▶ [Problèmes à résoudre]:
[a] Dites si chacune de ces affirmations s’accorde avec l’extrait sur Chardin, par oui ou non, en citant les mots décisifs du texte : (i) Chardin était le fils d’un menuisier du Roi ; (ii) Chardin a commencé à peindre à vingt ans ; (iii) le texte de Marc Pautrel sur Pascal a paru chez Gallimard en 2016.
[b] Dans les enregistrements, réécrivez les lignes allant de celle qui contient « data-point-brainmaster — [635, 266, 644, 275] » jusqu’à celle qui contient « y-tick-label: 84 — [266, 334, 278, 346] », ces deux lignes comprises, en substituant « point-series1 » à « data-point-series1 ». Ne changez rien d’autre et ne donnez que ces lignes.
---- Extrait à lire
Marc Pautrel pratique un genre de littérature empathique à la fois très intelligent et agréable à lire.
Après un texte consacré à Pascal (Une jeunesse de Blaise Pascal, Gallimard, 2016), le voici en communion avec un autre génie, Jean-Siméon Chardin, peintre du roi, membre éminent de l’Académie royale de peinture et de sculpture.
A la façon d’un Jacques de Voragine laïc, Marc Pautrel invente la légende véritable du fils d’un menuisier du Roi ayant commencé à peindre à dix-huit ans, et ayant découvert très vite les lois de la survivance en peinture.
Voyez avec lui ce lièvre mort : « Il n’a pas voulu le faire ressemblant, il a voulu le faire vivant. Le faire mort et vif à la fois, oui, c’est exactement ça : être dans la même seconde vivant et mort, absent et présent. »
--------
---- Données extraites
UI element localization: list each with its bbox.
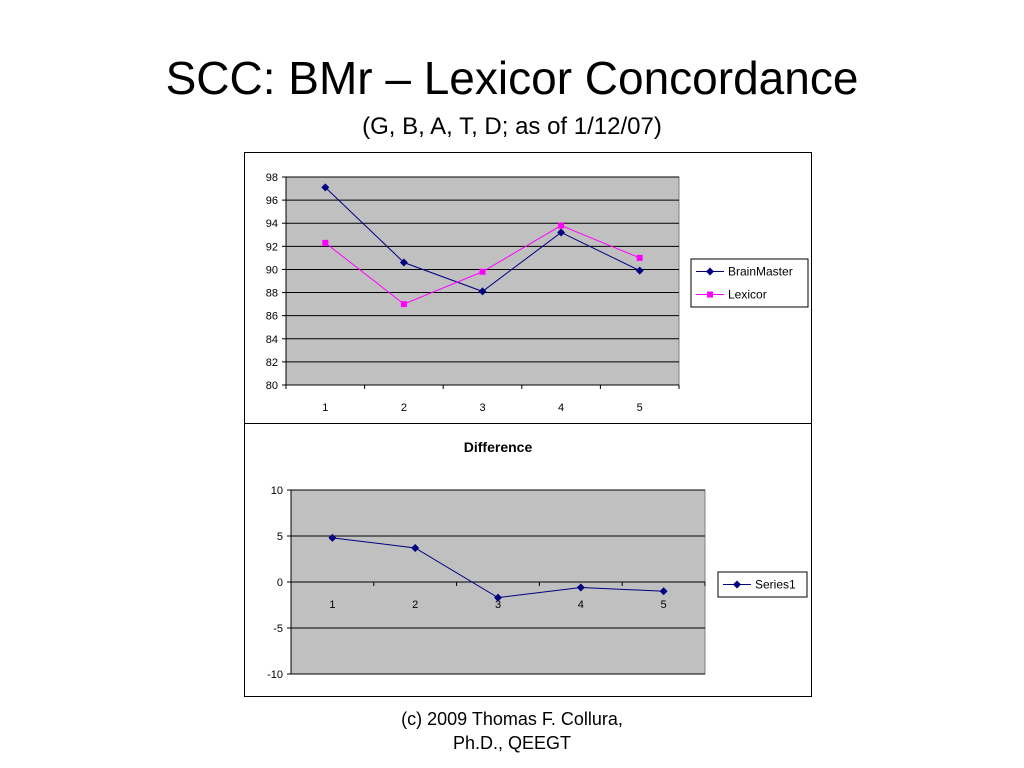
data-point-brainmaster — [635, 266, 644, 275]
data-point-series1 — [494, 593, 502, 602]
y-tick-label: 88 — [266, 288, 278, 300]
x-tick-label: 3 — [479, 402, 485, 414]
data-point-series1 — [576, 583, 585, 592]
data-point-lexicor — [322, 239, 329, 246]
data-point-series1 — [659, 587, 668, 596]
x-tick-label: 4 — [558, 402, 564, 414]
data-point-brainmaster — [321, 183, 330, 192]
y-tick-label: 80 — [266, 380, 278, 392]
y-tick-label: 84 — [266, 334, 278, 346]
slide-subtitle: (G, B, A, T, D; as of 1/12/07) — [362, 113, 662, 140]
x-tick-label: 2 — [412, 599, 418, 611]
concordance-chart-svg: 80 82 84 86 88 90 92 94 96 98 1 2 3 4 5 BrainMaster Lexi… — [266, 172, 809, 414]
chart-title: Difference — [464, 439, 533, 455]
data-point-series1 — [328, 533, 337, 542]
x-tick-label: 4 — [578, 599, 584, 611]
data-point-lexicor — [558, 222, 565, 229]
data-point-brainmaster — [478, 287, 487, 296]
x-tick-label: 3 — [495, 599, 501, 611]
difference-chart-svg: Difference -10 -5 0 5 10 1 2 3 4 5 Series1 — [267, 439, 808, 681]
y-tick-label: 5 — [277, 531, 283, 543]
x-tick-label: 5 — [661, 599, 667, 611]
y-tick-label: 86 — [266, 311, 278, 323]
difference-chart: Difference -10 -5 0 5 10 1 2 3 4 5 Series1 — [244, 423, 812, 697]
legend-marker — [733, 580, 741, 589]
data-point-brainmaster — [557, 228, 566, 237]
legend — [690, 258, 809, 308]
legend-marker — [706, 267, 714, 276]
x-tick-label: 2 — [401, 402, 407, 414]
data-point-lexicor — [479, 268, 486, 275]
x-tick-label: 1 — [329, 599, 335, 611]
y-tick-label: 96 — [266, 195, 278, 207]
x-tick-label: 5 — [637, 402, 643, 414]
legend-label: Series1 — [755, 578, 796, 592]
y-tick-label: 10 — [271, 485, 283, 497]
y-tick-label: 94 — [266, 218, 278, 230]
y-tick-label: 0 — [277, 577, 283, 589]
y-tick-label: 98 — [266, 172, 278, 184]
legend-marker — [707, 291, 713, 298]
y-tick-label: -10 — [267, 669, 283, 681]
concordance-chart: 80 82 84 86 88 90 92 94 96 98 1 2 3 4 5 BrainMaster Lexi… — [244, 152, 812, 424]
y-tick-label: -5 — [273, 623, 283, 635]
copyright-footer: (c) 2009 Thomas F. Collura, Ph.D., QEEGT — [362, 707, 662, 755]
footer-line-2: Ph.D., QEEGT — [452, 733, 572, 753]
footer-line-1: (c) 2009 Thomas F. Collura, — [401, 709, 623, 729]
y-tick-label: 92 — [266, 241, 278, 253]
slide-title: SCC: BMr – Lexicor Concordance — [165, 52, 859, 104]
data-point-lexicor — [636, 254, 643, 261]
legend-label: BrainMaster — [728, 265, 793, 279]
y-tick-label: 82 — [266, 357, 278, 369]
x-tick-label: 1 — [322, 402, 328, 414]
data-point-lexicor — [400, 301, 407, 308]
legend-label: Lexicor — [728, 288, 767, 302]
data-point-series1 — [411, 543, 420, 552]
y-tick-label: 90 — [266, 264, 278, 276]
data-point-brainmaster — [399, 258, 408, 267]
plot-area — [285, 176, 680, 386]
--------
▶ [Solutions par tâche]:
[a]
(i) Oui : « du fils d’un menuisier du Roi ».
(ii) Non : « ayant commencé à peindre à dix-huit ans ».
(iii) Oui : « Une jeunesse de Blaise Pascal, Gallimard, 2016 ».

[b]
data-point-brainmaster — [635, 266, 644, 275]
point-series1 — [494, 593, 502, 602]
y-tick-label: 88 — [266, 288, 278, 300]
x-tick-label: 3 — [479, 402, 485, 414]
point-series1 — [576, 583, 585, 592]
data-point-lexicor — [322, 239, 329, 246]
point-series1 — [659, 587, 668, 596]
x-tick-label: 4 — [558, 402, 564, 414]
data-point-brainmaster — [321, 183, 330, 192]
y-tick-label: 80 — [266, 380, 278, 392]
y-tick-label: 84 — [266, 334, 278, 346]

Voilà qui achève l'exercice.